_EXERCISE PROMPT_.
Transcribe the listing word for word.

_INPUT FOR THIS TASK_.
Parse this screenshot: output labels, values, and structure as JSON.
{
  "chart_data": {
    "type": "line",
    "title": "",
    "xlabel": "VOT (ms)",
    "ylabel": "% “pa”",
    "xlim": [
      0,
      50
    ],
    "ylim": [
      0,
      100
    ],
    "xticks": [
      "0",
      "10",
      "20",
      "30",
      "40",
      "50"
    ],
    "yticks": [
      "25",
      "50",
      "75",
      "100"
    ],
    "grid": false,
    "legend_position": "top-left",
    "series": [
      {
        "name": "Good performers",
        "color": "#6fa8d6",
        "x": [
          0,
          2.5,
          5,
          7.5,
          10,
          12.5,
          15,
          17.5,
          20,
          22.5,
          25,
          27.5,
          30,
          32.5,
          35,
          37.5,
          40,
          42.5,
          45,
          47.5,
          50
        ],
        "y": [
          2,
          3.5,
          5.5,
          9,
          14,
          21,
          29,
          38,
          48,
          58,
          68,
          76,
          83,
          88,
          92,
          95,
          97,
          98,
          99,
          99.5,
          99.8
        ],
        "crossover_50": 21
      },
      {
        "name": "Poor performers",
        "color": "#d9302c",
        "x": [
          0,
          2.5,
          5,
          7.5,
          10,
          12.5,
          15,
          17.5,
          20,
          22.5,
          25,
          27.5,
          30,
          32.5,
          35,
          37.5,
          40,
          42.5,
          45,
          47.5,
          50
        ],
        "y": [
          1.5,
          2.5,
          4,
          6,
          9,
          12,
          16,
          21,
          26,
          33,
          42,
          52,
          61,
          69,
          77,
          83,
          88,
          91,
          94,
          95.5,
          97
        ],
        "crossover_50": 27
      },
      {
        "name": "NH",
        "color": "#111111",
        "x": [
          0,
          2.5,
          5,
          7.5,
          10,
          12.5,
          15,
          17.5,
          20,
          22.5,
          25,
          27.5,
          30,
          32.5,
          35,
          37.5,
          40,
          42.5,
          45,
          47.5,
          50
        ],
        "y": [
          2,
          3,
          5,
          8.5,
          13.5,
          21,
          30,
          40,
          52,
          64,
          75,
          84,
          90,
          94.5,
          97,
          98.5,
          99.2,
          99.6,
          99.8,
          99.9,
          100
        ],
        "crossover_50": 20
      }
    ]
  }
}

_OUTPUT OF THE TASK_.
Parse this screenshot: output labels, values, and structure as JSON.
{
  "chart_data": {
    "type": "line",
    "title": "",
    "xlabel": "VOT (ms)",
    "ylabel": "% “pa”",
    "xlim": [
      0,
      50
    ],
    "ylim": [
      0,
      100
    ],
    "xticks": [
      "0",
      "10",
      "20",
      "30",
      "40",
      "50"
    ],
    "yticks": [
      "25",
      "50",
      "75",
      "100"
    ],
    "grid": false,
    "legend_position": "top-left",
    "series": [
      {
        "name": "Good performers",
        "color": "#6fa8d6",
        "x": [
          0,
          2.5,
          5,
          7.5,
          10,
          12.5,
          15,
          17.5,
          20,
          22.5,
          25,
          27.5,
          30,
          32.5,
          35,
          37.5,
          40,
          42.5,
          45,
          47.5,
          50
        ],
        "y": [
          2,
          3.5,
          5.5,
          9,
          14,
          21,
          29,
          38,
          48,
          58,
          68,
          76,
          83,
          88,
          92,
          95,
          97,
          98,
          99,
          99.5,
          99.8
        ],
        "crossover_50": 21
      },
      {
        "name": "Poor performers",
        "color": "#d9302c",
        "x": [
          0,
          2.5,
          5,
          7.5,
          10,
          12.5,
          15,
          17.5,
          20,
          22.5,
          25,
          27.5,
          30,
          32.5,
          35,
          37.5,
          40,
          42.5,
          45,
          47.5,
          50
        ],
        "y": [
          1.5,
          2.5,
          4,
          6,
          9,
          12,
          16,
          21,
          26,
          33,
          42,
          52,
          61,
          69,
          77,
          83,
          88,
          91,
          94,
          95.5,
          97
        ],
        "crossover_50": 27
      },
      {
        "name": "NH",
        "color": "#111111",
        "x": [
          0,
          2.5,
          5,
          7.5,
          10,
          12.5,
          15,
          17.5,
          20,
          22.5,
          25,
          27.5,
          30,
          32.5,
          35,
          37.5,
          40,
          42.5,
          45,
          47.5,
          50
        ],
        "y": [
          2,
          3,
          5,
          8.5,
          13.5,
          21,
          30,
          40,
          52,
          64,
          75,
          84,
          90,
          94.5,
          97,
          98.5,
          99.2,
          99.6,
          99.8,
          99.9,
          100
        ],
        "crossover_50": 20
      }
    ]
  }
}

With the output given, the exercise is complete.